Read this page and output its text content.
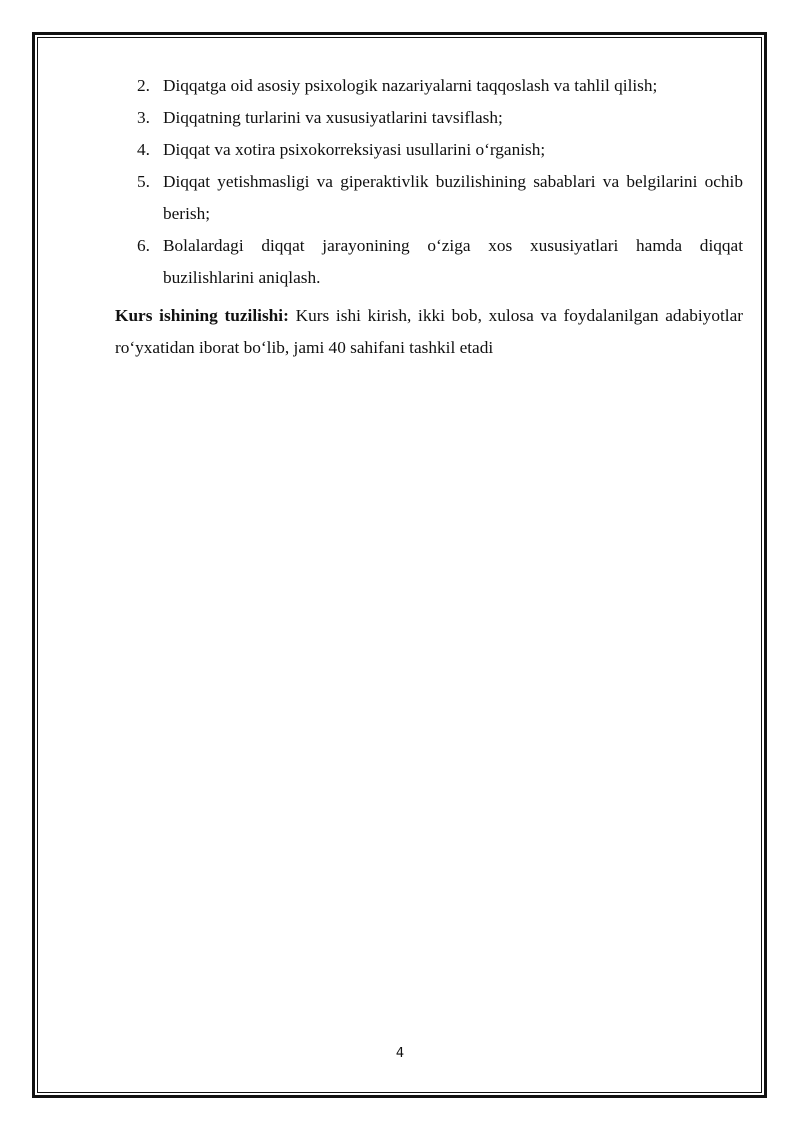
2. Diqqatga oid asosiy psixologik nazariyalarni taqqoslash va tahlil qilish;
3. Diqqatning turlarini va xususiyatlarini tavsiflash;
4. Diqqat va xotira psixokorreksiyasi usullarini o‘rganish;
5. Diqqat yetishmasligi va giperaktivlik buzilishining sabablari va belgilarini ochib berish;
6. Bolalardagi diqqat jarayonining o‘ziga xos xususiyatlari hamda diqqat buzilishlarini aniqlash.

Kurs ishining tuzilishi: Kurs ishi kirish, ikki bob, xulosa va foydalanilgan adabiyotlar ro‘yxatidan iborat bo‘lib, jami 40 sahifani tashkil etadi

4
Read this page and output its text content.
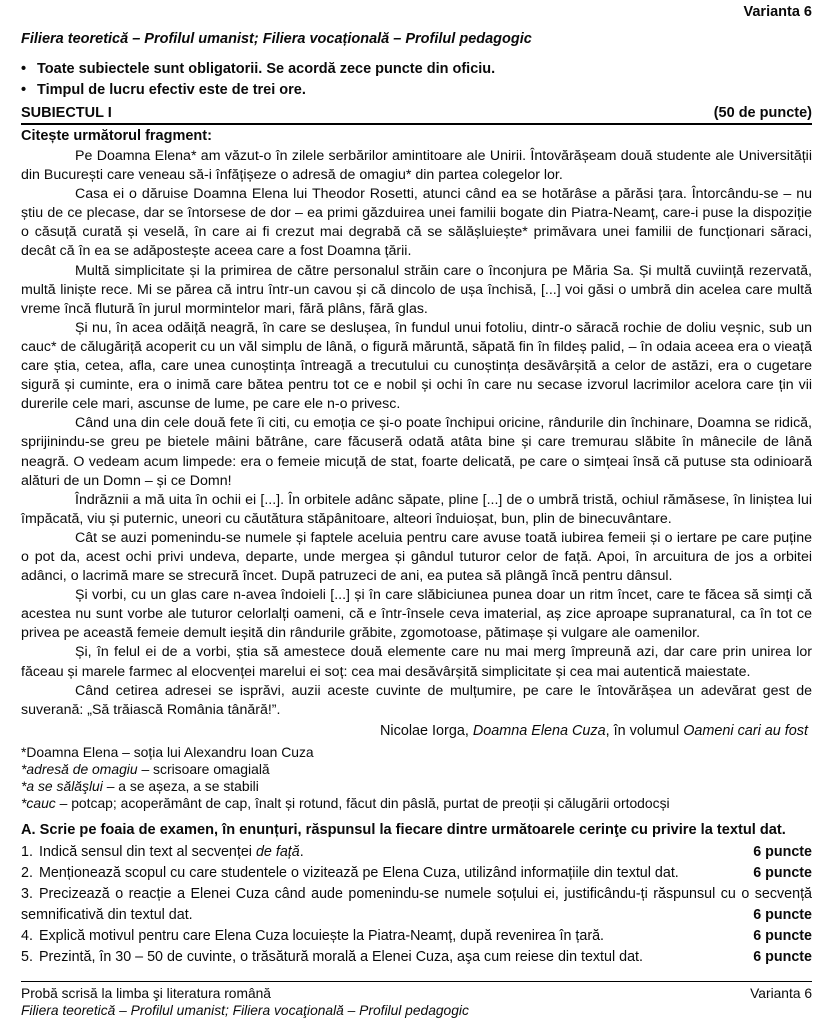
Varianta 6
Filiera teoretică – Profilul umanist; Filiera vocațională – Profilul pedagogic
• Toate subiectele sunt obligatorii. Se acordă zece puncte din oficiu.
• Timpul de lucru efectiv este de trei ore.
SUBIECTUL I	(50 de puncte)
Citește următorul fragment:

Pe Doamna Elena* am văzut-o în zilele serbărilor amintitoare ale Unirii. Întovărășeam două studente ale Universității din București care veneau să-i înfățișeze o adresă de omagiu* din partea colegelor lor.

Casa ei o dăruise Doamna Elena lui Theodor Rosetti, atunci când ea se hotărâse a părăsi țara. Întorcându-se – nu știu de ce plecase, dar se întorsese de dor – ea primi găzduirea unei familii bogate din Piatra-Neamț, care-i puse la dispoziție o căsuță curată și veselă, în care ai fi crezut mai degrabă că se sălășluiește* primăvara unei familii de funcționari săraci, decât că în ea se adăpostește aceea care a fost Doamna țării.

Multă simplicitate și la primirea de către personalul străin care o înconjura pe Măria Sa. Și multă cuviință rezervată, multă liniște rece. Mi se părea că intru într-un cavou și că dincolo de ușa închisă, [...] voi găsi o umbră din acelea care multă vreme încă flutură în jurul mormintelor mari, fără plâns, fără glas.

Și nu, în acea odăiță neagră, în care se deslușea, în fundul unui fotoliu, dintr-o săracă rochie de doliu veșnic, sub un cauc* de călugăriță acoperit cu un văl simplu de lână, o figură măruntă, săpată fin în fildeș palid, – în odaia aceea era o vieață care știa, cetea, afla, care unea cunoștința întreagă a trecutului cu cunoștința desăvârșită a celor de astăzi, era o cugetare sigură și cuminte, era o inimă care bătea pentru tot ce e nobil și ochi în care nu secase izvorul lacrimilor acelora care țin vii durerile cele mari, ascunse de lume, pe care ele n-o privesc.

Când una din cele două fete îi citi, cu emoția ce și-o poate închipui oricine, rândurile din închinare, Doamna se ridică, sprijinindu-se greu pe bietele mâini bătrâne, care făcuseră odată atâta bine și care tremurau slăbite în mânecile de lână neagră. O vedeam acum limpede: era o femeie micuță de stat, foarte delicată, pe care o simțeai însă că putuse sta odinioară alături de un Domn – și ce Domn!

Îndrăznii a mă uita în ochii ei [...]. În orbitele adânc săpate, pline [...] de o umbră tristă, ochiul rămăsese, în liniștea lui împăcată, viu și puternic, uneori cu căutătura stăpânitoare, alteori înduioșat, bun, plin de binecuvântare.

Cât se auzi pomenindu-se numele și faptele aceluia pentru care avuse toată iubirea femeii și o iertare pe care puține o pot da, acest ochi privi undeva, departe, unde mergea și gândul tuturor celor de față. Apoi, în arcuitura de jos a orbitei adânci, o lacrimă mare se strecură încet. După patruzeci de ani, ea putea să plângă încă pentru dânsul.

Și vorbi, cu un glas care n-avea îndoieli [...] și în care slăbiciunea punea doar un ritm încet, care te făcea să simți că acestea nu sunt vorbe ale tuturor celorlalți oameni, că e într-însele ceva imaterial, aș zice aproape supranatural, ca în tot ce privea pe această femeie demult ieșită din rândurile grăbite, zgomotoase, pătimașe și vulgare ale oamenilor.

Și, în felul ei de a vorbi, știa să amestece două elemente care nu mai merg împreună azi, dar care prin unirea lor făceau și marele farmec al elocvenței marelui ei soț: cea mai desăvârșită simplicitate și cea mai autentică maiestate.

Când cetirea adresei se isprăvi, auzii aceste cuvinte de mulțumire, pe care le întovărășea un adevărat gest de suverană: „Să trăiască România tânără!”.

Nicolae Iorga, Doamna Elena Cuza, în volumul Oameni cari au fost
*Doamna Elena – soția lui Alexandru Ioan Cuza
*adresă de omagiu – scrisoare omagială
*a se sălăşlui – a se așeza, a se stabili
*cauc – potcap; acoperământ de cap, înalt și rotund, făcut din pâslă, purtat de preoții și călugării ortodocși
A. Scrie pe foaia de examen, în enunțuri, răspunsul la fiecare dintre următoarele cerinţe cu privire la textul dat.
1. Indică sensul din text al secvenței de față.	6 puncte
2. Menționează scopul cu care studentele o vizitează pe Elena Cuza, utilizând informațiile din textul dat.	6 puncte
3. Precizează o reacție a Elenei Cuza când aude pomenindu-se numele soțului ei, justificându-ți răspunsul cu o secvență semnificativă din textul dat.	6 puncte
4. Explică motivul pentru care Elena Cuza locuiește la Piatra-Neamț, după revenirea în țară.	6 puncte
5. Prezintă, în 30 – 50 de cuvinte, o trăsătură morală a Elenei Cuza, aşa cum reiese din textul dat.	6 puncte
Probă scrisă la limba şi literatura română	Varianta 6
Filiera teoretică – Profilul umanist; Filiera vocaţională – Profilul pedagogic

========================================

→ TASK TO COMPLETE:
With the pictures omitted, reproduce the records in full and exactly.

→ CORRECT RESPONSE:
Read this page and output its text content.
2. Diqqatga oid asosiy psixologik nazariyalarni taqqoslash va tahlil qilish;
3. Diqqatning turlarini va xususiyatlarini tavsiflash;
4. Diqqat va xotira psixokorreksiyasi usullarini o‘rganish;
5. Diqqat yetishmasligi va giperaktivlik buzilishining sabablari va belgilarini ochib berish;
6. Bolalardagi diqqat jarayonining o‘ziga xos xususiyatlari hamda diqqat buzilishlarini aniqlash.

Kurs ishining tuzilishi: Kurs ishi kirish, ikki bob, xulosa va foydalanilgan adabiyotlar ro‘yxatidan iborat bo‘lib, jami 40 sahifani tashkil etadi

4
Read this page and output its text content.
Varianta 6
Filiera teoretică – Profilul umanist; Filiera vocațională – Profilul pedagogic
• Toate subiectele sunt obligatorii. Se acordă zece puncte din oficiu.
• Timpul de lucru efectiv este de trei ore.
SUBIECTUL I	(50 de puncte)
Citește următorul fragment:

Pe Doamna Elena* am văzut-o în zilele serbărilor amintitoare ale Unirii. Întovărășeam două studente ale Universității din București care veneau să-i înfățișeze o adresă de omagiu* din partea colegelor lor.

Casa ei o dăruise Doamna Elena lui Theodor Rosetti, atunci când ea se hotărâse a părăsi țara. Întorcându-se – nu știu de ce plecase, dar se întorsese de dor – ea primi găzduirea unei familii bogate din Piatra-Neamț, care-i puse la dispoziție o căsuță curată și veselă, în care ai fi crezut mai degrabă că se sălășluiește* primăvara unei familii de funcționari săraci, decât că în ea se adăpostește aceea care a fost Doamna țării.

Multă simplicitate și la primirea de către personalul străin care o înconjura pe Măria Sa. Și multă cuviință rezervată, multă liniște rece. Mi se părea că intru într-un cavou și că dincolo de ușa închisă, [...] voi găsi o umbră din acelea care multă vreme încă flutură în jurul mormintelor mari, fără plâns, fără glas.

Și nu, în acea odăiță neagră, în care se deslușea, în fundul unui fotoliu, dintr-o săracă rochie de doliu veșnic, sub un cauc* de călugăriță acoperit cu un văl simplu de lână, o figură măruntă, săpată fin în fildeș palid, – în odaia aceea era o vieață care știa, cetea, afla, care unea cunoștința întreagă a trecutului cu cunoștința desăvârșită a celor de astăzi, era o cugetare sigură și cuminte, era o inimă care bătea pentru tot ce e nobil și ochi în care nu secase izvorul lacrimilor acelora care țin vii durerile cele mari, ascunse de lume, pe care ele n-o privesc.

Când una din cele două fete îi citi, cu emoția ce și-o poate închipui oricine, rândurile din închinare, Doamna se ridică, sprijinindu-se greu pe bietele mâini bătrâne, care făcuseră odată atâta bine și care tremurau slăbite în mânecile de lână neagră. O vedeam acum limpede: era o femeie micuță de stat, foarte delicată, pe care o simțeai însă că putuse sta odinioară alături de un Domn – și ce Domn!

Îndrăznii a mă uita în ochii ei [...]. În orbitele adânc săpate, pline [...] de o umbră tristă, ochiul rămăsese, în liniștea lui împăcată, viu și puternic, uneori cu căutătura stăpânitoare, alteori înduioșat, bun, plin de binecuvântare.

Cât se auzi pomenindu-se numele și faptele aceluia pentru care avuse toată iubirea femeii și o iertare pe care puține o pot da, acest ochi privi undeva, departe, unde mergea și gândul tuturor celor de față. Apoi, în arcuitura de jos a orbitei adânci, o lacrimă mare se strecură încet. După patruzeci de ani, ea putea să plângă încă pentru dânsul.

Și vorbi, cu un glas care n-avea îndoieli [...] și în care slăbiciunea punea doar un ritm încet, care te făcea să simți că acestea nu sunt vorbe ale tuturor celorlalți oameni, că e într-însele ceva imaterial, aș zice aproape supranatural, ca în tot ce privea pe această femeie demult ieșită din rândurile grăbite, zgomotoase, pătimașe și vulgare ale oamenilor.

Și, în felul ei de a vorbi, știa să amestece două elemente care nu mai merg împreună azi, dar care prin unirea lor făceau și marele farmec al elocvenței marelui ei soț: cea mai desăvârșită simplicitate și cea mai autentică maiestate.

Când cetirea adresei se isprăvi, auzii aceste cuvinte de mulțumire, pe care le întovărășea un adevărat gest de suverană: „Să trăiască România tânără!”.

Nicolae Iorga, Doamna Elena Cuza, în volumul Oameni cari au fost
*Doamna Elena – soția lui Alexandru Ioan Cuza
*adresă de omagiu – scrisoare omagială
*a se sălăşlui – a se așeza, a se stabili
*cauc – potcap; acoperământ de cap, înalt și rotund, făcut din pâslă, purtat de preoții și călugării ortodocși
A. Scrie pe foaia de examen, în enunțuri, răspunsul la fiecare dintre următoarele cerinţe cu privire la textul dat.
1. Indică sensul din text al secvenței de față.	6 puncte
2. Menționează scopul cu care studentele o vizitează pe Elena Cuza, utilizând informațiile din textul dat.	6 puncte
3. Precizează o reacție a Elenei Cuza când aude pomenindu-se numele soțului ei, justificându-ți răspunsul cu o secvență semnificativă din textul dat.	6 puncte
4. Explică motivul pentru care Elena Cuza locuiește la Piatra-Neamț, după revenirea în țară.	6 puncte
5. Prezintă, în 30 – 50 de cuvinte, o trăsătură morală a Elenei Cuza, aşa cum reiese din textul dat.	6 puncte
Probă scrisă la limba şi literatura română	Varianta 6
Filiera teoretică – Profilul umanist; Filiera vocaţională – Profilul pedagogic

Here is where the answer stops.